**Exercise aim:** Select from the records below every line that has the word "color" in it.

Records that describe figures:
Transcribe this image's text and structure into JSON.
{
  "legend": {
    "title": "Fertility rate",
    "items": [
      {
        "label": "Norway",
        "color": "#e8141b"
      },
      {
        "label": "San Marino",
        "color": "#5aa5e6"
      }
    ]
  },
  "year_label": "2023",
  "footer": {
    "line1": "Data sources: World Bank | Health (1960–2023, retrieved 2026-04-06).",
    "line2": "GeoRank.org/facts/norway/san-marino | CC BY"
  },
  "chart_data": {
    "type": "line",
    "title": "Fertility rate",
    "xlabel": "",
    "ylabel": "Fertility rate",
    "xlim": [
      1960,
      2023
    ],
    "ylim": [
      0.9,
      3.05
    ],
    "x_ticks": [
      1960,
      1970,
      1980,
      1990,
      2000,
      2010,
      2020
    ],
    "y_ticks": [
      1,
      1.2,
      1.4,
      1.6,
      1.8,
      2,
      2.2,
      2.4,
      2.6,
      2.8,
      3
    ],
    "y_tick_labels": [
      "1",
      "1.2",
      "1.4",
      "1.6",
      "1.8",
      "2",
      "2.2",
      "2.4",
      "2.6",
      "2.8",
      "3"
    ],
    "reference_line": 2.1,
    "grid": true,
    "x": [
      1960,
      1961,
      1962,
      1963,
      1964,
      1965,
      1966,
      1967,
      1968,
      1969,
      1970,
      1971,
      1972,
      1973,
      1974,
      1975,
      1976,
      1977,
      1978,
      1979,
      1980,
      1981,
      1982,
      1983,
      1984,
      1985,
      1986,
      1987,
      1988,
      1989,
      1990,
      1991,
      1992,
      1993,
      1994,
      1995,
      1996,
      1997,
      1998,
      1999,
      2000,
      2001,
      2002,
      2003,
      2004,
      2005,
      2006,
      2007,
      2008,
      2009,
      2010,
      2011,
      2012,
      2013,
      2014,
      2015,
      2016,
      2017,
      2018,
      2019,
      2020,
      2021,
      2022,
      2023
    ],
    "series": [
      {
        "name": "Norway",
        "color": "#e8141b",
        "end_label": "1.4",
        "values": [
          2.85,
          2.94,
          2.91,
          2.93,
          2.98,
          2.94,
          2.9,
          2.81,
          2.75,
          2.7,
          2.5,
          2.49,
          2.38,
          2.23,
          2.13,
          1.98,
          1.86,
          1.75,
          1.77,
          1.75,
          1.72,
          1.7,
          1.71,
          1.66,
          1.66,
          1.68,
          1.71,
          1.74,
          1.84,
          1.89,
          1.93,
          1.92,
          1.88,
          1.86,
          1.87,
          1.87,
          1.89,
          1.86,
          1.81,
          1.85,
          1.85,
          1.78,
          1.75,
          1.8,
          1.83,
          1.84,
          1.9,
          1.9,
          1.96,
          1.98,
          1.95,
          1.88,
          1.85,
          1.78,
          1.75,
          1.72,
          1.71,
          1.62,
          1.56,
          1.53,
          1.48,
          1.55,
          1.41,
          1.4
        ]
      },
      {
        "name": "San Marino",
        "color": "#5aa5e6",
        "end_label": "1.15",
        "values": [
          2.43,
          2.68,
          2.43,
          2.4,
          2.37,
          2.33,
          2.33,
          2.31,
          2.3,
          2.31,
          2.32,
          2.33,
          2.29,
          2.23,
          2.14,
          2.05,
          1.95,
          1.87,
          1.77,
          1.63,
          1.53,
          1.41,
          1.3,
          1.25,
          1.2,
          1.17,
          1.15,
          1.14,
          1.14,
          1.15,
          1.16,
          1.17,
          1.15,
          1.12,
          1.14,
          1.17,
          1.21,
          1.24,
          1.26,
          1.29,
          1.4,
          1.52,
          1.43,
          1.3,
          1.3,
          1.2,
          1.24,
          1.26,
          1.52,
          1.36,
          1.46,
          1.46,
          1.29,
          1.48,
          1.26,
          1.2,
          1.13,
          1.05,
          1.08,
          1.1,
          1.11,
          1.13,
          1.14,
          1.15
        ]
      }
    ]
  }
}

**Task result:**
        "color": "#e8141b"
        "color": "#5aa5e6"
        "color": "#e8141b",
        "color": "#5aa5e6",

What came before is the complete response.